Give back all the data exactly, line by line.
***** Raw records
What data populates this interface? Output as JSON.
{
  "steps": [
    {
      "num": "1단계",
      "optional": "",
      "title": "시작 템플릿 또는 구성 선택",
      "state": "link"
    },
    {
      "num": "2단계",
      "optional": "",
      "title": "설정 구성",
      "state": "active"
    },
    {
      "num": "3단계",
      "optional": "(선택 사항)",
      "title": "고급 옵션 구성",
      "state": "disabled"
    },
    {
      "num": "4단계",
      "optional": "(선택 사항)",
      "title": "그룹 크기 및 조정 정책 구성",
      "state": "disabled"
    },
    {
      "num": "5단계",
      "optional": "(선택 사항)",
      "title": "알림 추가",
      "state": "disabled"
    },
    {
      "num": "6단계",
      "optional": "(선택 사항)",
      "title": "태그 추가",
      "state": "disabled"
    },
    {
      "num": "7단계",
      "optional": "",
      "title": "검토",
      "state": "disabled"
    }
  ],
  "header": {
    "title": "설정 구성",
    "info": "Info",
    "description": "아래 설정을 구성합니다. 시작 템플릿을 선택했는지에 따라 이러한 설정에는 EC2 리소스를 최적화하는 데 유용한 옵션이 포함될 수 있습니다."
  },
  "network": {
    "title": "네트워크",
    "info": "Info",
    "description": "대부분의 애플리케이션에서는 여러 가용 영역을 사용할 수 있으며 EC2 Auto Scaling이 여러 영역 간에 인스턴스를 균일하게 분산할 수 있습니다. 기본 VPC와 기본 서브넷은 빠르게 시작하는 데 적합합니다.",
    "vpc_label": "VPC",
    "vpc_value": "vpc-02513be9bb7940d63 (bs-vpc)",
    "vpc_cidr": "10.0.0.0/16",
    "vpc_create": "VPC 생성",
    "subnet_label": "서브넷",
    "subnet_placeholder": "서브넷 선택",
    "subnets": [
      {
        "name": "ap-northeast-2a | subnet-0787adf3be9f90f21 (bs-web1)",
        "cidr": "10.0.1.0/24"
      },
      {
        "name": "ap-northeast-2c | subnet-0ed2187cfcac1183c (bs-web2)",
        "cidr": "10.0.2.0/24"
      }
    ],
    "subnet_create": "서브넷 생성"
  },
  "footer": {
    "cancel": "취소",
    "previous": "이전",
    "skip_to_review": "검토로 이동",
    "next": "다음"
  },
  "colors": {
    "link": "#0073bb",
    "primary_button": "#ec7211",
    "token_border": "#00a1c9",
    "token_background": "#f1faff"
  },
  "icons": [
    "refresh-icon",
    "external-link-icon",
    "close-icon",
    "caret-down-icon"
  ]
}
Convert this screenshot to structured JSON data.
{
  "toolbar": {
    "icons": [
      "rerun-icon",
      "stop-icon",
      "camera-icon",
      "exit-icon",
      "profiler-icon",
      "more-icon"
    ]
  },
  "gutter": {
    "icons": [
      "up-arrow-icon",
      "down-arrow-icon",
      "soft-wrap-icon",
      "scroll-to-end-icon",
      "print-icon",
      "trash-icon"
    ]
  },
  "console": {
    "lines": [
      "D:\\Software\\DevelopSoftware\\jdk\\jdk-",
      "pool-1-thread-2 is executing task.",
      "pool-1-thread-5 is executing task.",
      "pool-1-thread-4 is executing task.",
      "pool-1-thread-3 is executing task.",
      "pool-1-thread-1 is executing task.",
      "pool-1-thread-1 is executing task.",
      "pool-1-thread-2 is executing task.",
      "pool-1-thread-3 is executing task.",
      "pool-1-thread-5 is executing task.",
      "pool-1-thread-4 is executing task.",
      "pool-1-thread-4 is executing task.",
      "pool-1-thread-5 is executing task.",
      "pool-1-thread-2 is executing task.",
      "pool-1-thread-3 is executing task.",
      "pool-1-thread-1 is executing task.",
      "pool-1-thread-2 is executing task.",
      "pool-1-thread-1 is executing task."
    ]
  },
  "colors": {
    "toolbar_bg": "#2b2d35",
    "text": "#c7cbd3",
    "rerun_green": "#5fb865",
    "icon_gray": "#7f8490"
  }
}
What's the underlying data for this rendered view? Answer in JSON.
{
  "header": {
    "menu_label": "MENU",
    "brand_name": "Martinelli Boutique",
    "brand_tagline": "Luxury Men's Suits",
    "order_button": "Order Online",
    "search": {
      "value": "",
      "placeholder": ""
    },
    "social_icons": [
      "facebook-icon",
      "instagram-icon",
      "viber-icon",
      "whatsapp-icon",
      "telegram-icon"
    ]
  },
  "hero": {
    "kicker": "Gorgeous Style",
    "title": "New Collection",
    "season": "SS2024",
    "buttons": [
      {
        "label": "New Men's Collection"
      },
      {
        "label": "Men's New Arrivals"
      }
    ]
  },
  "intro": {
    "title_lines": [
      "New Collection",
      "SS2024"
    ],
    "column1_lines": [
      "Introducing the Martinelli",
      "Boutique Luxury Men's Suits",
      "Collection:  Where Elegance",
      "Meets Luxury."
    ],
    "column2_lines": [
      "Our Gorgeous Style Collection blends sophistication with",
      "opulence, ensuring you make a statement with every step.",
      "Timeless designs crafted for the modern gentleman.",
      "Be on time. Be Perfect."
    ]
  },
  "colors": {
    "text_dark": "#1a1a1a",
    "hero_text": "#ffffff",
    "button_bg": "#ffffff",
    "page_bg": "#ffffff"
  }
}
**********
Solution for this exercise:
What data populates this interface? Output as JSON.
{
  "steps": [
    {
      "num": "1단계",
      "optional": "",
      "title": "시작 템플릿 또는 구성 선택",
      "state": "link"
    },
    {
      "num": "2단계",
      "optional": "",
      "title": "설정 구성",
      "state": "active"
    },
    {
      "num": "3단계",
      "optional": "(선택 사항)",
      "title": "고급 옵션 구성",
      "state": "disabled"
    },
    {
      "num": "4단계",
      "optional": "(선택 사항)",
      "title": "그룹 크기 및 조정 정책 구성",
      "state": "disabled"
    },
    {
      "num": "5단계",
      "optional": "(선택 사항)",
      "title": "알림 추가",
      "state": "disabled"
    },
    {
      "num": "6단계",
      "optional": "(선택 사항)",
      "title": "태그 추가",
      "state": "disabled"
    },
    {
      "num": "7단계",
      "optional": "",
      "title": "검토",
      "state": "disabled"
    }
  ],
  "header": {
    "title": "설정 구성",
    "info": "Info",
    "description": "아래 설정을 구성합니다. 시작 템플릿을 선택했는지에 따라 이러한 설정에는 EC2 리소스를 최적화하는 데 유용한 옵션이 포함될 수 있습니다."
  },
  "network": {
    "title": "네트워크",
    "info": "Info",
    "description": "대부분의 애플리케이션에서는 여러 가용 영역을 사용할 수 있으며 EC2 Auto Scaling이 여러 영역 간에 인스턴스를 균일하게 분산할 수 있습니다. 기본 VPC와 기본 서브넷은 빠르게 시작하는 데 적합합니다.",
    "vpc_label": "VPC",
    "vpc_value": "vpc-02513be9bb7940d63 (bs-vpc)",
    "vpc_cidr": "10.0.0.0/16",
    "vpc_create": "VPC 생성",
    "subnet_label": "서브넷",
    "subnet_placeholder": "서브넷 선택",
    "subnets": [
      {
        "name": "ap-northeast-2a | subnet-0787adf3be9f90f21 (bs-web1)",
        "cidr": "10.0.1.0/24"
      },
      {
        "name": "ap-northeast-2c | subnet-0ed2187cfcac1183c (bs-web2)",
        "cidr": "10.0.2.0/24"
      }
    ],
    "subnet_create": "서브넷 생성"
  },
  "footer": {
    "cancel": "취소",
    "previous": "이전",
    "skip_to_review": "검토로 이동",
    "next": "다음"
  },
  "colors": {
    "link": "#0073bb",
    "primary_button": "#ec7211",
    "token_border": "#00a1c9",
    "token_background": "#f1faff"
  },
  "icons": [
    "refresh-icon",
    "external-link-icon",
    "close-icon",
    "caret-down-icon"
  ]
}
Convert this screenshot to structured JSON data.
{
  "toolbar": {
    "icons": [
      "rerun-icon",
      "stop-icon",
      "camera-icon",
      "exit-icon",
      "profiler-icon",
      "more-icon"
    ]
  },
  "gutter": {
    "icons": [
      "up-arrow-icon",
      "down-arrow-icon",
      "soft-wrap-icon",
      "scroll-to-end-icon",
      "print-icon",
      "trash-icon"
    ]
  },
  "console": {
    "lines": [
      "D:\\Software\\DevelopSoftware\\jdk\\jdk-",
      "pool-1-thread-2 is executing task.",
      "pool-1-thread-5 is executing task.",
      "pool-1-thread-4 is executing task.",
      "pool-1-thread-3 is executing task.",
      "pool-1-thread-1 is executing task.",
      "pool-1-thread-1 is executing task.",
      "pool-1-thread-2 is executing task.",
      "pool-1-thread-3 is executing task.",
      "pool-1-thread-5 is executing task.",
      "pool-1-thread-4 is executing task.",
      "pool-1-thread-4 is executing task.",
      "pool-1-thread-5 is executing task.",
      "pool-1-thread-2 is executing task.",
      "pool-1-thread-3 is executing task.",
      "pool-1-thread-1 is executing task.",
      "pool-1-thread-2 is executing task.",
      "pool-1-thread-1 is executing task."
    ]
  },
  "colors": {
    "toolbar_bg": "#2b2d35",
    "text": "#c7cbd3",
    "rerun_green": "#5fb865",
    "icon_gray": "#7f8490"
  }
}
What's the underlying data for this rendered view? Answer in JSON.
{
  "header": {
    "menu_label": "MENU",
    "brand_name": "Martinelli Boutique",
    "brand_tagline": "Luxury Men's Suits",
    "order_button": "Order Online",
    "search": {
      "value": "",
      "placeholder": ""
    },
    "social_icons": [
      "facebook-icon",
      "instagram-icon",
      "viber-icon",
      "whatsapp-icon",
      "telegram-icon"
    ]
  },
  "hero": {
    "kicker": "Gorgeous Style",
    "title": "New Collection",
    "season": "SS2024",
    "buttons": [
      {
        "label": "New Men's Collection"
      },
      {
        "label": "Men's New Arrivals"
      }
    ]
  },
  "intro": {
    "title_lines": [
      "New Collection",
      "SS2024"
    ],
    "column1_lines": [
      "Introducing the Martinelli",
      "Boutique Luxury Men's Suits",
      "Collection:  Where Elegance",
      "Meets Luxury."
    ],
    "column2_lines": [
      "Our Gorgeous Style Collection blends sophistication with",
      "opulence, ensuring you make a statement with every step.",
      "Timeless designs crafted for the modern gentleman.",
      "Be on time. Be Perfect."
    ]
  },
  "colors": {
    "text_dark": "#1a1a1a",
    "hero_text": "#ffffff",
    "button_bg": "#ffffff",
    "page_bg": "#ffffff"
  }
}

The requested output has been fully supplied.